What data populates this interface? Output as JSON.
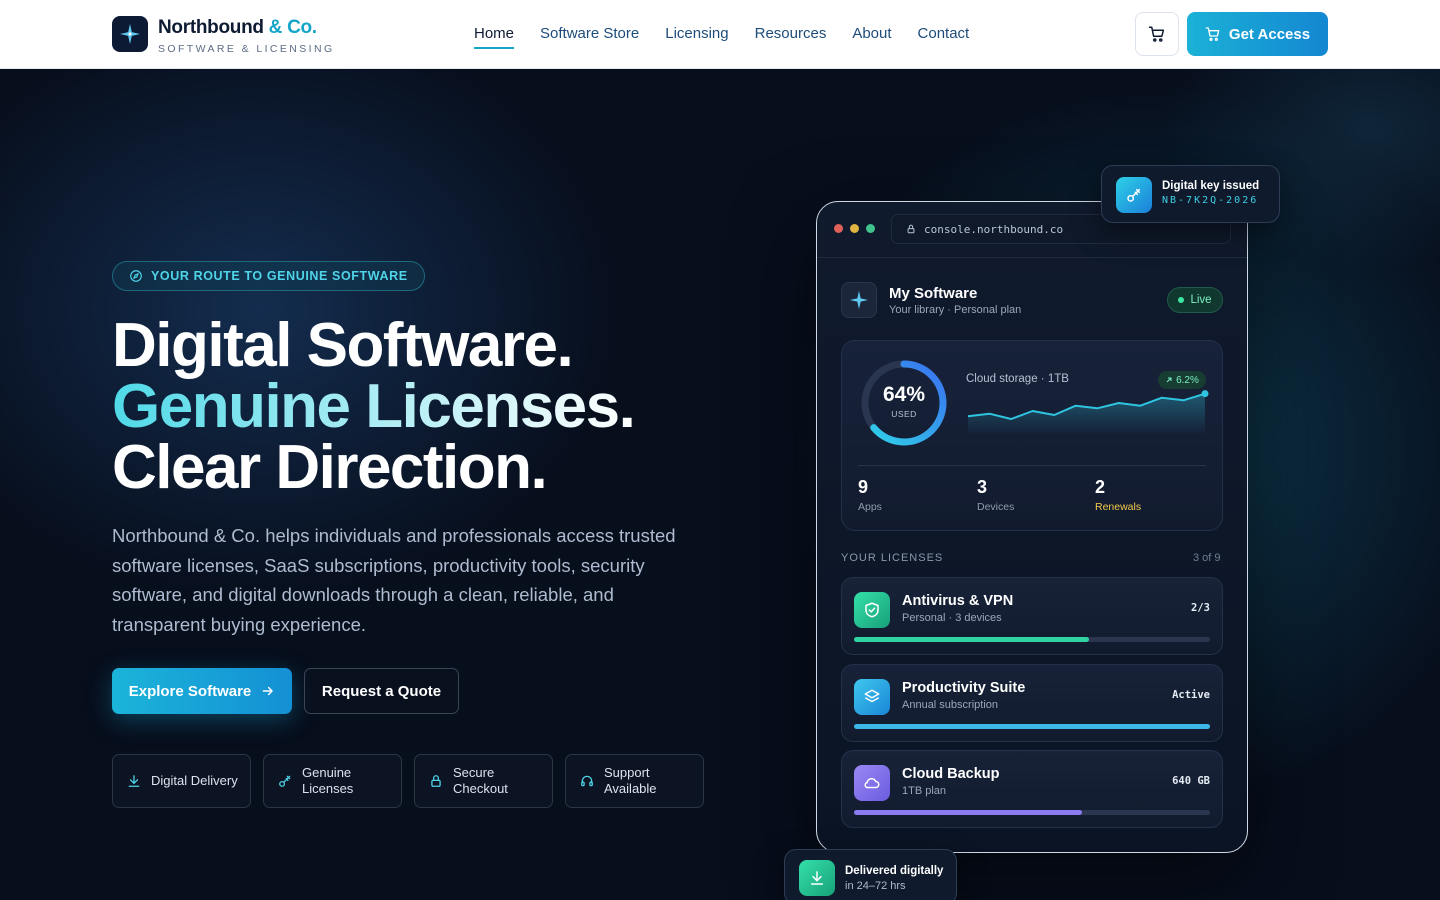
{
  "header": {
    "brand_name": "Northbound",
    "brand_accent": "& Co.",
    "brand_tagline": "SOFTWARE & LICENSING",
    "nav": [
      "Home",
      "Software Store",
      "Licensing",
      "Resources",
      "About",
      "Contact"
    ],
    "active_nav": "Home",
    "cta_label": "Get Access",
    "icons": {
      "logo": "star-compass-icon",
      "cart": "cart-icon"
    }
  },
  "hero": {
    "eyebrow": "YOUR ROUTE TO GENUINE SOFTWARE",
    "headline_line1": "Digital Software.",
    "headline_line2": "Genuine Licenses.",
    "headline_line3": "Clear Direction.",
    "description": "Northbound & Co. helps individuals and professionals access trusted software licenses, SaaS subscriptions, productivity tools, security software, and digital downloads through a clean, reliable, and transparent buying experience.",
    "primary_button": "Explore Software",
    "secondary_button": "Request a Quote",
    "features": [
      {
        "label": "Digital Delivery",
        "icon": "download-icon"
      },
      {
        "label": "Genuine Licenses",
        "icon": "key-icon"
      },
      {
        "label": "Secure Checkout",
        "icon": "lock-icon"
      },
      {
        "label": "Support Available",
        "icon": "headset-icon"
      }
    ]
  },
  "console": {
    "url": "console.northbound.co",
    "app_title": "My Software",
    "app_subtitle": "Your library · Personal plan",
    "status": "Live",
    "usage": {
      "percent_text": "64%",
      "percent": 64,
      "label": "USED"
    },
    "storage_label": "Cloud storage · 1TB",
    "trend": "6.2%",
    "sparkline": [
      30,
      32,
      28,
      34,
      31,
      38,
      36,
      40,
      38,
      44,
      42,
      47
    ],
    "stats": [
      {
        "value": "9",
        "label": "Apps"
      },
      {
        "value": "3",
        "label": "Devices"
      },
      {
        "value": "2",
        "label": "Renewals"
      }
    ],
    "licenses_label": "YOUR LICENSES",
    "licenses_count": "3 of 9",
    "licenses": [
      {
        "name": "Antivirus & VPN",
        "sub": "Personal · 3 devices",
        "value": "2/3",
        "progress": 0.66,
        "icon": "shield-check-icon",
        "color": "#2fd4a0"
      },
      {
        "name": "Productivity Suite",
        "sub": "Annual subscription",
        "value": "Active",
        "progress": 1.0,
        "icon": "layers-icon",
        "color": "#3bb8e8"
      },
      {
        "name": "Cloud Backup",
        "sub": "1TB plan",
        "value": "640 GB",
        "progress": 0.64,
        "icon": "cloud-icon",
        "color": "#8a7cf0"
      }
    ]
  },
  "badges": {
    "key_title": "Digital key issued",
    "key_code": "NB-7K2Q-2026",
    "delivery_title": "Delivered digitally",
    "delivery_sub": "in 24–72 hrs"
  },
  "colors": {
    "accent": "#14a5c9",
    "success": "#3ee6a3",
    "warning": "#f2c94c"
  }
}
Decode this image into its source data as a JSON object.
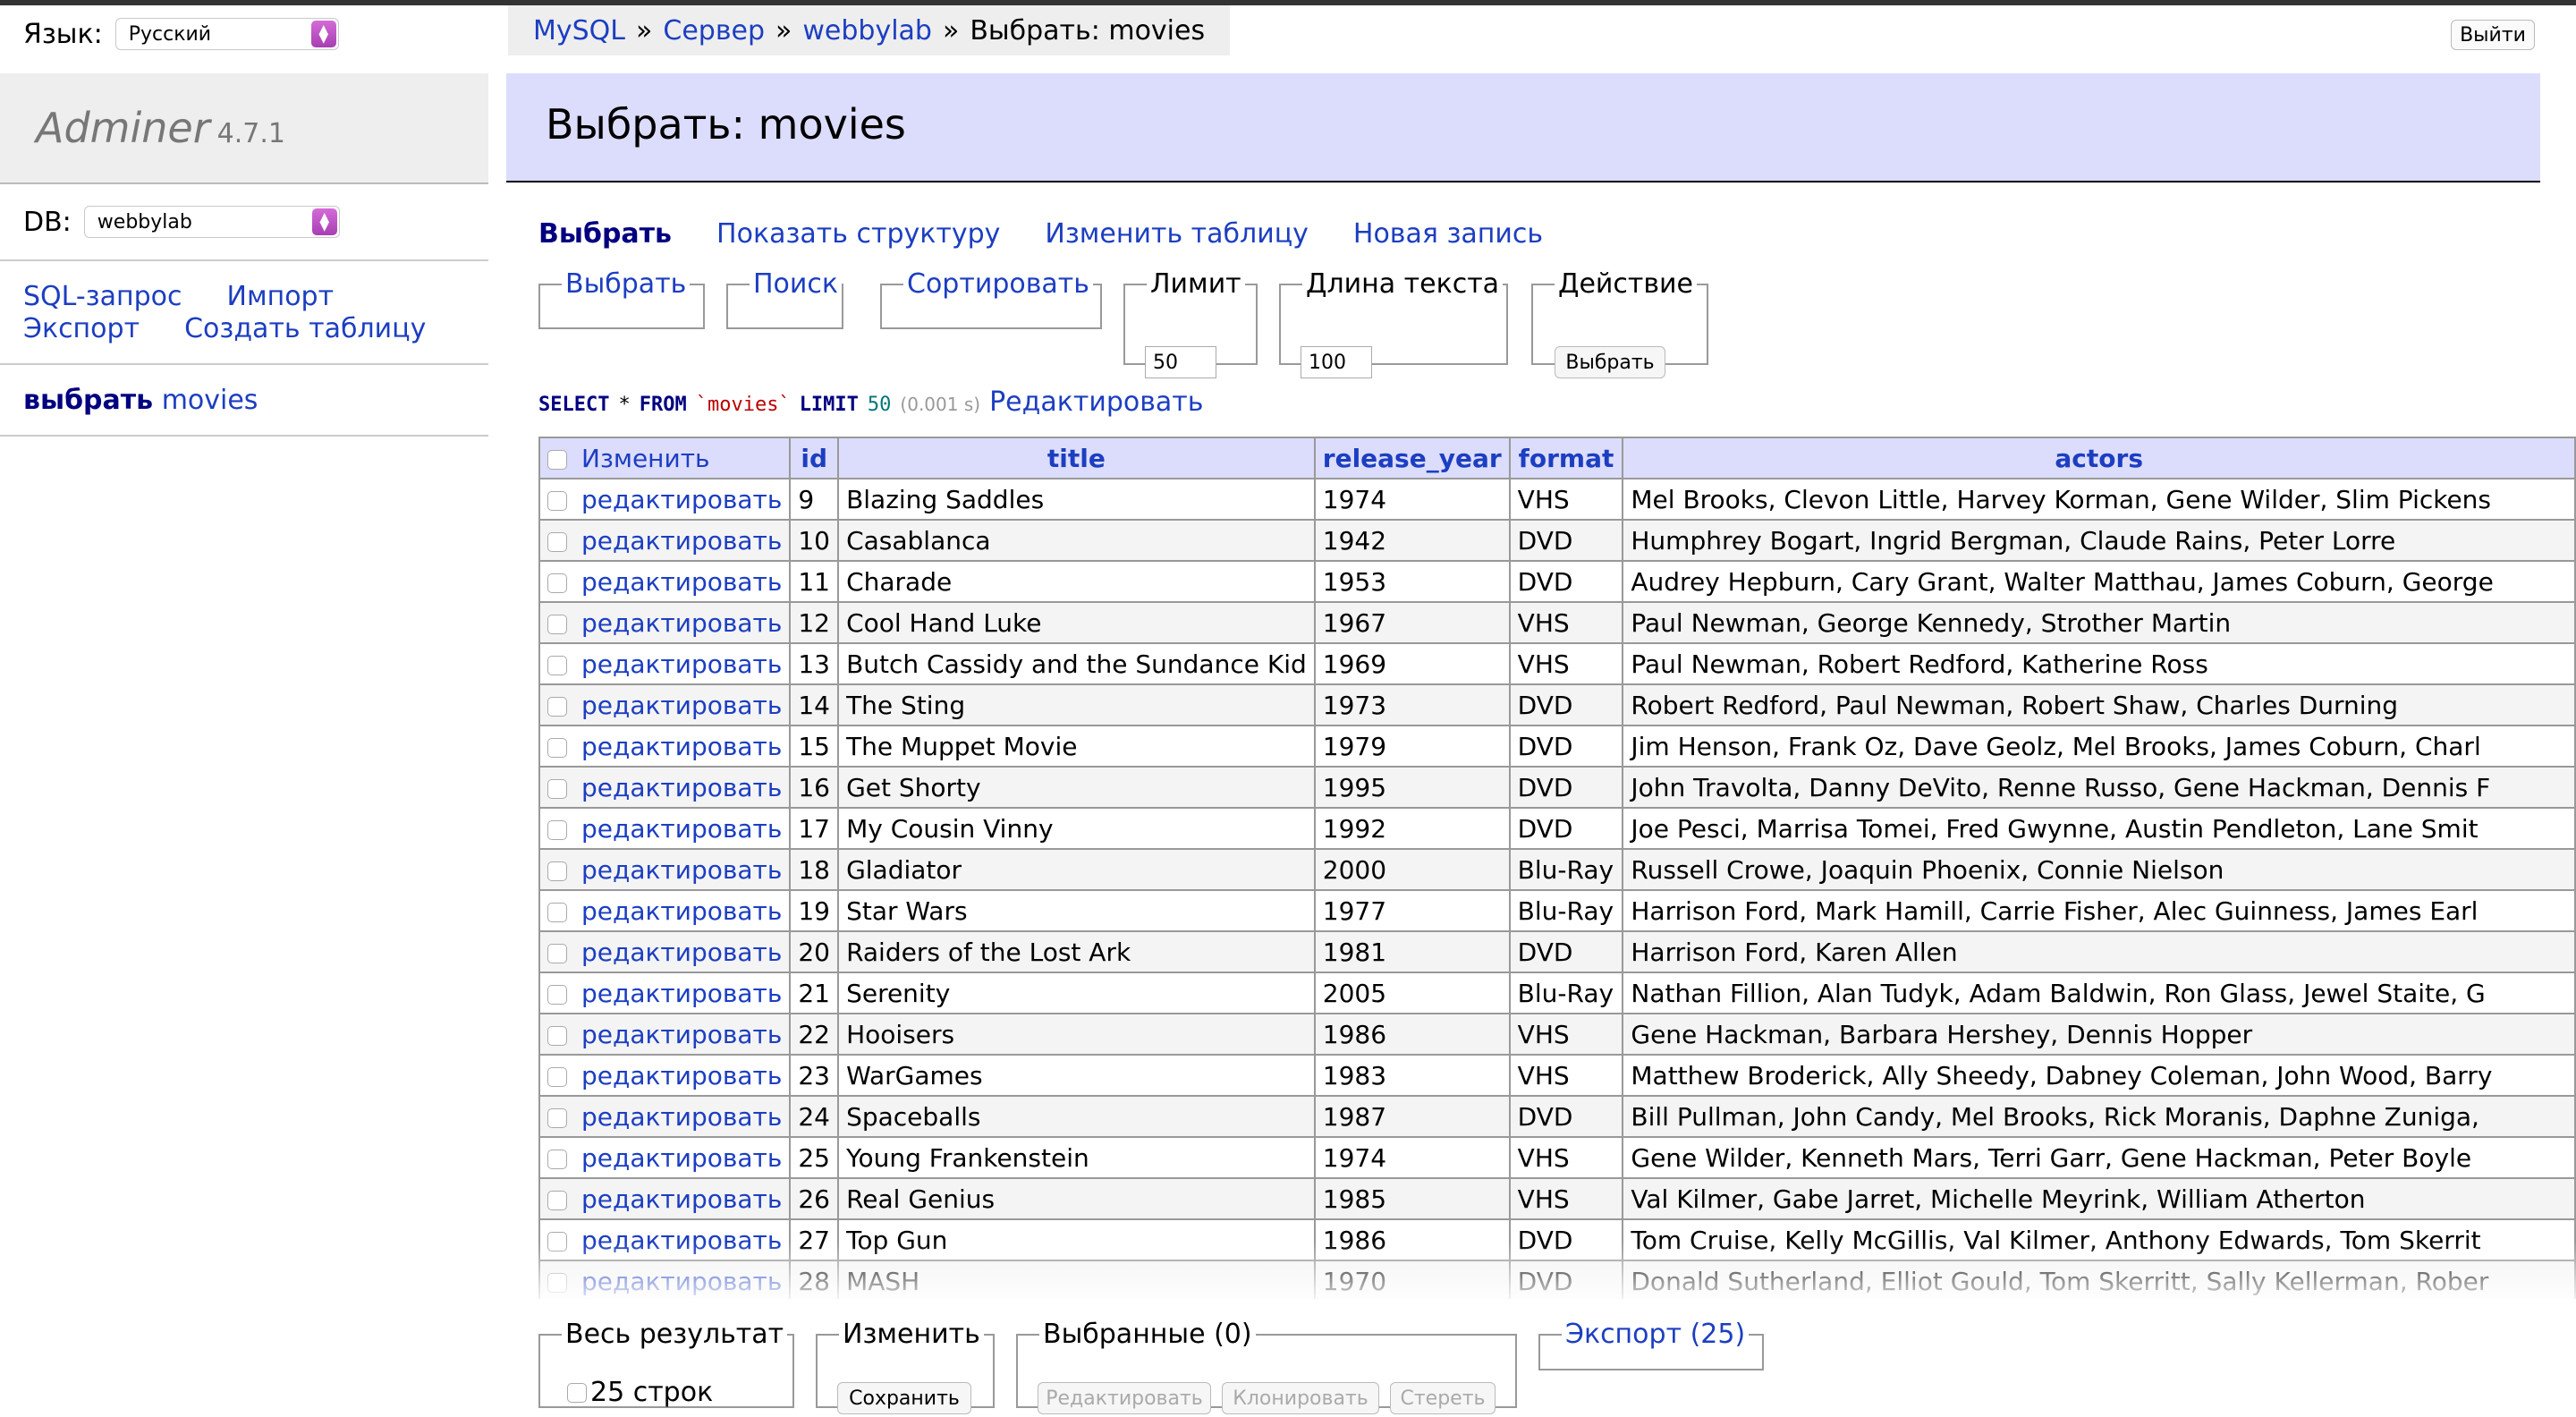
{
  "sidebar": {
    "lang_label": "Язык:",
    "lang_value": "Русский",
    "logo": "Adminer",
    "version": "4.7.1",
    "db_label": "DB:",
    "db_value": "webbylab",
    "links": {
      "sql": "SQL-запрос",
      "import": "Импорт",
      "export": "Экспорт",
      "create_table": "Создать таблицу"
    },
    "table_select_bold": "выбрать",
    "table_name": "movies"
  },
  "header": {
    "breadcrumb": {
      "mysql": "MySQL",
      "sep": "»",
      "server": "Сервер",
      "db": "webbylab",
      "current": "Выбрать: movies"
    },
    "logout": "Выйти",
    "title": "Выбрать: movies"
  },
  "tabs": {
    "select": "Выбрать",
    "structure": "Показать структуру",
    "alter": "Изменить таблицу",
    "new": "Новая запись"
  },
  "filters": {
    "select": "Выбрать",
    "search": "Поиск",
    "sort": "Сортировать",
    "limit_label": "Лимит",
    "limit_value": "50",
    "textlen_label": "Длина текста",
    "textlen_value": "100",
    "action_label": "Действие",
    "action_button": "Выбрать"
  },
  "query": {
    "select": "SELECT",
    "star": "*",
    "from": "FROM",
    "table": "`movies`",
    "limit": "LIMIT",
    "limit_n": "50",
    "time": "(0.001 s)",
    "edit": "Редактировать"
  },
  "table": {
    "columns": {
      "edit": "Изменить",
      "id": "id",
      "title": "title",
      "release_year": "release_year",
      "format": "format",
      "actors": "actors"
    },
    "edit_label": "редактировать",
    "rows": [
      {
        "id": "9",
        "title": "Blazing Saddles",
        "year": "1974",
        "format": "VHS",
        "actors": "Mel Brooks, Clevon Little, Harvey Korman, Gene Wilder, Slim Pickens"
      },
      {
        "id": "10",
        "title": "Casablanca",
        "year": "1942",
        "format": "DVD",
        "actors": "Humphrey Bogart, Ingrid Bergman, Claude Rains, Peter Lorre"
      },
      {
        "id": "11",
        "title": "Charade",
        "year": "1953",
        "format": "DVD",
        "actors": "Audrey Hepburn, Cary Grant, Walter Matthau, James Coburn, George"
      },
      {
        "id": "12",
        "title": "Cool Hand Luke",
        "year": "1967",
        "format": "VHS",
        "actors": "Paul Newman, George Kennedy, Strother Martin"
      },
      {
        "id": "13",
        "title": "Butch Cassidy and the Sundance Kid",
        "year": "1969",
        "format": "VHS",
        "actors": "Paul Newman, Robert Redford, Katherine Ross"
      },
      {
        "id": "14",
        "title": "The Sting",
        "year": "1973",
        "format": "DVD",
        "actors": "Robert Redford, Paul Newman, Robert Shaw, Charles Durning"
      },
      {
        "id": "15",
        "title": "The Muppet Movie",
        "year": "1979",
        "format": "DVD",
        "actors": "Jim Henson, Frank Oz, Dave Geolz, Mel Brooks, James Coburn, Charl"
      },
      {
        "id": "16",
        "title": "Get Shorty",
        "year": "1995",
        "format": "DVD",
        "actors": "John Travolta, Danny DeVito, Renne Russo, Gene Hackman, Dennis F"
      },
      {
        "id": "17",
        "title": "My Cousin Vinny",
        "year": "1992",
        "format": "DVD",
        "actors": "Joe Pesci, Marrisa Tomei, Fred Gwynne, Austin Pendleton, Lane Smit"
      },
      {
        "id": "18",
        "title": "Gladiator",
        "year": "2000",
        "format": "Blu-Ray",
        "actors": "Russell Crowe, Joaquin Phoenix, Connie Nielson"
      },
      {
        "id": "19",
        "title": "Star Wars",
        "year": "1977",
        "format": "Blu-Ray",
        "actors": "Harrison Ford, Mark Hamill, Carrie Fisher, Alec Guinness, James Earl"
      },
      {
        "id": "20",
        "title": "Raiders of the Lost Ark",
        "year": "1981",
        "format": "DVD",
        "actors": "Harrison Ford, Karen Allen"
      },
      {
        "id": "21",
        "title": "Serenity",
        "year": "2005",
        "format": "Blu-Ray",
        "actors": "Nathan Fillion, Alan Tudyk, Adam Baldwin, Ron Glass, Jewel Staite, G"
      },
      {
        "id": "22",
        "title": "Hooisers",
        "year": "1986",
        "format": "VHS",
        "actors": "Gene Hackman, Barbara Hershey, Dennis Hopper"
      },
      {
        "id": "23",
        "title": "WarGames",
        "year": "1983",
        "format": "VHS",
        "actors": "Matthew Broderick, Ally Sheedy, Dabney Coleman, John Wood, Barry"
      },
      {
        "id": "24",
        "title": "Spaceballs",
        "year": "1987",
        "format": "DVD",
        "actors": "Bill Pullman, John Candy, Mel Brooks, Rick Moranis, Daphne Zuniga,"
      },
      {
        "id": "25",
        "title": "Young Frankenstein",
        "year": "1974",
        "format": "VHS",
        "actors": "Gene Wilder, Kenneth Mars, Terri Garr, Gene Hackman, Peter Boyle"
      },
      {
        "id": "26",
        "title": "Real Genius",
        "year": "1985",
        "format": "VHS",
        "actors": "Val Kilmer, Gabe Jarret, Michelle Meyrink, William Atherton"
      },
      {
        "id": "27",
        "title": "Top Gun",
        "year": "1986",
        "format": "DVD",
        "actors": "Tom Cruise, Kelly McGillis, Val Kilmer, Anthony Edwards, Tom Skerrit"
      },
      {
        "id": "28",
        "title": "MASH",
        "year": "1970",
        "format": "DVD",
        "actors": "Donald Sutherland, Elliot Gould, Tom Skerritt, Sally Kellerman, Rober"
      }
    ]
  },
  "bottom": {
    "all_label": "Весь результат",
    "rows_count": "25 строк",
    "modify_label": "Изменить",
    "save": "Сохранить",
    "selected_label": "Выбранные (0)",
    "edit": "Редактировать",
    "clone": "Клонировать",
    "delete": "Стереть",
    "export": "Экспорт (25)"
  }
}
******************************
## WORK REQUEST
A single number is required: the count of lines in the data that include the string "Hackman".

## TASK RESULT
3